++++ PROVIDED ENTRIES

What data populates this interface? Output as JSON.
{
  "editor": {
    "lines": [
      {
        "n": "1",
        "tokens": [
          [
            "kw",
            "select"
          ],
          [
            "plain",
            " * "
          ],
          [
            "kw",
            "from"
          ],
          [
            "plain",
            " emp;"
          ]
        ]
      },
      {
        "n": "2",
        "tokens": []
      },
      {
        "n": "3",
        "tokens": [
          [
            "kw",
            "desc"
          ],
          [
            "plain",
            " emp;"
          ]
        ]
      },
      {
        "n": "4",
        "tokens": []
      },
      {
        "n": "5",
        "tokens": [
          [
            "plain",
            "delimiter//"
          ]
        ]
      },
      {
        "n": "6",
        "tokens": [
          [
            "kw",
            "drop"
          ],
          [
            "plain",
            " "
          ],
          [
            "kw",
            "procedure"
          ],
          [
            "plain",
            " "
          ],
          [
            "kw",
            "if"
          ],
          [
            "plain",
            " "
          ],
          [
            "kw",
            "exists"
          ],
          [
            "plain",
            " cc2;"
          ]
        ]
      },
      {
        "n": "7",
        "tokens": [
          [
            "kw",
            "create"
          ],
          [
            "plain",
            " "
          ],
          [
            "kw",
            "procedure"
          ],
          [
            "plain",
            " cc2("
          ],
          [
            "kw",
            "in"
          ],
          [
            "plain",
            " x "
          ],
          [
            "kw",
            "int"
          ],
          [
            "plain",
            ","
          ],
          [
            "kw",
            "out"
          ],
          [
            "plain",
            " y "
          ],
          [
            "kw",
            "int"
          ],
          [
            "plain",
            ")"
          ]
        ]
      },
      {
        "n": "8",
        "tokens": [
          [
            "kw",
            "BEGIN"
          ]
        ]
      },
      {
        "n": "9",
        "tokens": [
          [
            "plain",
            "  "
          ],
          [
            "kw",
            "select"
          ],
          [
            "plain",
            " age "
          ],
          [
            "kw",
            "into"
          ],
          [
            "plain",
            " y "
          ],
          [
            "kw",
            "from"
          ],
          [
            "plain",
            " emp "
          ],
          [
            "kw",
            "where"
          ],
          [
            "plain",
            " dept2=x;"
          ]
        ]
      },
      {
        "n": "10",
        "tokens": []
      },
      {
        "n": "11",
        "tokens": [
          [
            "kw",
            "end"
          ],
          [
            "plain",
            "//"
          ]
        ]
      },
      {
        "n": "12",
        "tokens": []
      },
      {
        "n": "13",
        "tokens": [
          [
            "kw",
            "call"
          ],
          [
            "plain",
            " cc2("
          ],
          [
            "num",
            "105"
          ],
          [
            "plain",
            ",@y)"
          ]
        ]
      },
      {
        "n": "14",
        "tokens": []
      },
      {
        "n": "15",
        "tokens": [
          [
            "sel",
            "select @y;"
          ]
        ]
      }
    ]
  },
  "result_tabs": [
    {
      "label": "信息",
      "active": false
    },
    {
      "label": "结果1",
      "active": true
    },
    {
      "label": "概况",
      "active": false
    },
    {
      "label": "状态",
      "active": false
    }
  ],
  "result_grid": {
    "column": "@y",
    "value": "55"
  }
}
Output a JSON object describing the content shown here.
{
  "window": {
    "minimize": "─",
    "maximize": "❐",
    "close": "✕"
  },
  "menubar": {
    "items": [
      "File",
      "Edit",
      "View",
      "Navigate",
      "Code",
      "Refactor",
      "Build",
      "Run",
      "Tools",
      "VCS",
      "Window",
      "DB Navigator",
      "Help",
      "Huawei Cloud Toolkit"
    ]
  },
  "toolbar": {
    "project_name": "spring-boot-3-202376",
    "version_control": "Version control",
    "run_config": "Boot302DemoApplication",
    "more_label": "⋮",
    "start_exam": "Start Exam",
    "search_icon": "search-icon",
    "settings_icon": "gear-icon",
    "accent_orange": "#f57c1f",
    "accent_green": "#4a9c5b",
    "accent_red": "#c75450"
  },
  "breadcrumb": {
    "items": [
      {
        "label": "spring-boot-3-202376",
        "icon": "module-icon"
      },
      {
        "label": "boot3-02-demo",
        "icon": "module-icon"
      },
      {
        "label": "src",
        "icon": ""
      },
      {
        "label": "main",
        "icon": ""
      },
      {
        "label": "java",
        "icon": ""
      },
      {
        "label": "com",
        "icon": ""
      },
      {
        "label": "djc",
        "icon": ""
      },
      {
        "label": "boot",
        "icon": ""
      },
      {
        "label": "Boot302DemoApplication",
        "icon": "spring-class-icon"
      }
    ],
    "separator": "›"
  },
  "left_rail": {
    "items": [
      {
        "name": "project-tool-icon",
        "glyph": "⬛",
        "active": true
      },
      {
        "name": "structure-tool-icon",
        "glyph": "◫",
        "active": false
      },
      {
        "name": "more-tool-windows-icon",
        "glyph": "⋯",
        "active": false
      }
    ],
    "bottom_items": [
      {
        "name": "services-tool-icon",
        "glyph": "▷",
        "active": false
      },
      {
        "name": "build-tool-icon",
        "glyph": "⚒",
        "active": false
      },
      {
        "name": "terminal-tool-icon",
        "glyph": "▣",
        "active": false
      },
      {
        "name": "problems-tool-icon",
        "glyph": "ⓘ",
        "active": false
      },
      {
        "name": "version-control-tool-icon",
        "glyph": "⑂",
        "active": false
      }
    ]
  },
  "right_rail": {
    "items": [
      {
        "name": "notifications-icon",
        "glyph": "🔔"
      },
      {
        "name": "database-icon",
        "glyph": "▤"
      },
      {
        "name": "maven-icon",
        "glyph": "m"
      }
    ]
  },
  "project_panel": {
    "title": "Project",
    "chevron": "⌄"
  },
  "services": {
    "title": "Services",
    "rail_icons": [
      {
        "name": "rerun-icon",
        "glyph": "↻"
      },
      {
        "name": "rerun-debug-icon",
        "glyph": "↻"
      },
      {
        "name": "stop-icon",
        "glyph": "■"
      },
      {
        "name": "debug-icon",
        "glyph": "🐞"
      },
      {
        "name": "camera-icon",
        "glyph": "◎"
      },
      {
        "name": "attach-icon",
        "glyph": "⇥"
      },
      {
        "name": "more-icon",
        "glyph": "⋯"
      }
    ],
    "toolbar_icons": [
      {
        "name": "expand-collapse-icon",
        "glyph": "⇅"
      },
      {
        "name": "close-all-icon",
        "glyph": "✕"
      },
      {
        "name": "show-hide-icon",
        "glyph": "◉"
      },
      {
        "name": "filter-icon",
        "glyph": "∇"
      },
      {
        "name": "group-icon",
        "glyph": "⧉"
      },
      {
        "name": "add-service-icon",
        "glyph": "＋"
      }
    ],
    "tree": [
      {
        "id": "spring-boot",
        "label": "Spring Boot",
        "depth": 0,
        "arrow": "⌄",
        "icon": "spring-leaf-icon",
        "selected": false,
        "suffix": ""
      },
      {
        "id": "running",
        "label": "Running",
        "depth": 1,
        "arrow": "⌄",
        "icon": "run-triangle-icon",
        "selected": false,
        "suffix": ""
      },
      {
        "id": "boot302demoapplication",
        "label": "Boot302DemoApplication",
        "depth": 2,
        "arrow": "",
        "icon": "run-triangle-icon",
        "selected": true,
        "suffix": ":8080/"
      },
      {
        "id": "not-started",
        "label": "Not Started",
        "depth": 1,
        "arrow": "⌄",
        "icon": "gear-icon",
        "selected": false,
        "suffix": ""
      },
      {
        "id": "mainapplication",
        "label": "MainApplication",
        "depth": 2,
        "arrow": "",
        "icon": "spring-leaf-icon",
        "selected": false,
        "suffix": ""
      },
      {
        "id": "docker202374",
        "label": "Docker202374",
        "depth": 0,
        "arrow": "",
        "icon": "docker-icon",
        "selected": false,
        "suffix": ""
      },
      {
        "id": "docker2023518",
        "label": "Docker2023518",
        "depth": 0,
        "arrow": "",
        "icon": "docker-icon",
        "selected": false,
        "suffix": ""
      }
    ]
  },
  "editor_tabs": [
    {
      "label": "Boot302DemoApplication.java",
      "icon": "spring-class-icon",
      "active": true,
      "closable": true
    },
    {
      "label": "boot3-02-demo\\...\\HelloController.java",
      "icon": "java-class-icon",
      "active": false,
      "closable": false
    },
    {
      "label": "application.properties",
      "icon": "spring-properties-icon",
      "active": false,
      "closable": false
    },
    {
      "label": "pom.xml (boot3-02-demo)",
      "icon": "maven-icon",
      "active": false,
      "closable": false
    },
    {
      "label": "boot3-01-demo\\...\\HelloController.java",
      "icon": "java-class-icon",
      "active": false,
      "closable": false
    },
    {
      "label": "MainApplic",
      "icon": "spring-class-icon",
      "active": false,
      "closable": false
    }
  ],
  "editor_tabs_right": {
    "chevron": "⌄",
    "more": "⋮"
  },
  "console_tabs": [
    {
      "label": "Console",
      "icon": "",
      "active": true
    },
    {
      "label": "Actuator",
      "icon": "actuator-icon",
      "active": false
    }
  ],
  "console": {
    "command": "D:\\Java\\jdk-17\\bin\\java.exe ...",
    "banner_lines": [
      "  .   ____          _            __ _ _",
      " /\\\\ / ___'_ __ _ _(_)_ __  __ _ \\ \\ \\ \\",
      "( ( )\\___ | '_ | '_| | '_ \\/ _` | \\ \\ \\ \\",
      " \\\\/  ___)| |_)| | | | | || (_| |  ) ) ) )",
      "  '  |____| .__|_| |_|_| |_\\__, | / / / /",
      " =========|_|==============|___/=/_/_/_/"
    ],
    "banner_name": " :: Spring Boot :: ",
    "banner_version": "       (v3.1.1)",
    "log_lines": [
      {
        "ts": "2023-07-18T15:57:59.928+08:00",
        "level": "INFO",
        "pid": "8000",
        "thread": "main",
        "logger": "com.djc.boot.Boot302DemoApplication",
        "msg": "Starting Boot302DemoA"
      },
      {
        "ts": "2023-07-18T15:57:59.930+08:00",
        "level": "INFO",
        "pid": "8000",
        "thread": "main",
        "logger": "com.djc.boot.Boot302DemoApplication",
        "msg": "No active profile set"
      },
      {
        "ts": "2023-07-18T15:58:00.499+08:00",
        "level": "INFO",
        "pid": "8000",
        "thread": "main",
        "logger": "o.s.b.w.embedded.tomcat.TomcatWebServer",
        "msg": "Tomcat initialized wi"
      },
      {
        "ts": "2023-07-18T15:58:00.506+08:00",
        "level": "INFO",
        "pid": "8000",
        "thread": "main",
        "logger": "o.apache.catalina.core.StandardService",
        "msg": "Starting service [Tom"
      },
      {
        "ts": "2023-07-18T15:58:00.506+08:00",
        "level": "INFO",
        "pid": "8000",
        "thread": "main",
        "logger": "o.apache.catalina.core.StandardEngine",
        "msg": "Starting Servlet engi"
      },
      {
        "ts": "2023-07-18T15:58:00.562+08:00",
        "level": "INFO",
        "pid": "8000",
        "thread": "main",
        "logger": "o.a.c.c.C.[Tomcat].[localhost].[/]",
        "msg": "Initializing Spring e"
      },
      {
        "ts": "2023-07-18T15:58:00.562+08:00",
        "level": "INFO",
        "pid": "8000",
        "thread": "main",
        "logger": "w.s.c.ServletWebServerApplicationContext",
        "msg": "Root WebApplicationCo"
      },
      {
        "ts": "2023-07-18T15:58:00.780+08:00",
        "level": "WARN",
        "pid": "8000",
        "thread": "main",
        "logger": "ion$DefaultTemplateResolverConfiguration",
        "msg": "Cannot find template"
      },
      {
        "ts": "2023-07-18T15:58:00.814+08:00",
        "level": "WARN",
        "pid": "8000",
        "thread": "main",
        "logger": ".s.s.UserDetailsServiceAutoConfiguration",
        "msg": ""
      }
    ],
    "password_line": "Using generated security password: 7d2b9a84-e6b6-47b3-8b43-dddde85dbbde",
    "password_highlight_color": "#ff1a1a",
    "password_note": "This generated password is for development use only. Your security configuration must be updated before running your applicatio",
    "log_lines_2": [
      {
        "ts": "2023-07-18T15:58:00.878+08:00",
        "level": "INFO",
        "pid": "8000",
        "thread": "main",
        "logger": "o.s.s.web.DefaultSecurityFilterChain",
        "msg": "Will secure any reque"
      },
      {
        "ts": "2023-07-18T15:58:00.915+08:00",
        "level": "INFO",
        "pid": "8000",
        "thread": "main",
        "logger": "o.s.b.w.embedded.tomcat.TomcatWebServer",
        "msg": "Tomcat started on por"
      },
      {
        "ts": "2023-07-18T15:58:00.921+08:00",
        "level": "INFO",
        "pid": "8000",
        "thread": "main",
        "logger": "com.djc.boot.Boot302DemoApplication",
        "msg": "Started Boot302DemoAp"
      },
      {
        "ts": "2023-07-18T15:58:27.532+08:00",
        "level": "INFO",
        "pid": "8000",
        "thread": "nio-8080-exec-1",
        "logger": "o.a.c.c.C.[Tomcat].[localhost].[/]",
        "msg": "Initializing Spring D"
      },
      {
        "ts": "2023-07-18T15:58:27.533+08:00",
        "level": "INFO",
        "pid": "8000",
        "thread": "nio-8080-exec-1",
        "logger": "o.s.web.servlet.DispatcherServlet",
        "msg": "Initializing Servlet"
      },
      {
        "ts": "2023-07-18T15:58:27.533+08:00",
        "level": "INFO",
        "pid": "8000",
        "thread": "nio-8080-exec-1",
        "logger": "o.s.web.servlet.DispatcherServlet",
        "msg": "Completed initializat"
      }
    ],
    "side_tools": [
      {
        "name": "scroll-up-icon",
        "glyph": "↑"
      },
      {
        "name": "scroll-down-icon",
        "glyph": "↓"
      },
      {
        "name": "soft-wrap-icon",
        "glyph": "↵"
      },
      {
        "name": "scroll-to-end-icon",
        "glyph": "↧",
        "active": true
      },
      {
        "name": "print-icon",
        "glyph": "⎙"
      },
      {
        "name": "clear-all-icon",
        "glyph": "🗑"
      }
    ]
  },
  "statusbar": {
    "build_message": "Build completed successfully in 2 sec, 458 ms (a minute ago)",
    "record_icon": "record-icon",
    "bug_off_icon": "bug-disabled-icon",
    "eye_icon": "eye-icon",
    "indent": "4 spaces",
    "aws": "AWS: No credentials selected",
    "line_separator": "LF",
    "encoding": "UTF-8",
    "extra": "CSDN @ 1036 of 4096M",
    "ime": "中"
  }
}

++++++++

> _PROBLEM STATEMENT_
List the lines that contain the word "true".

> _EXERCISE RESULT_
      "active": true
        "active": true
        "selected": true,
      "active": true,
      "closable": true
      "active": true
        "active": true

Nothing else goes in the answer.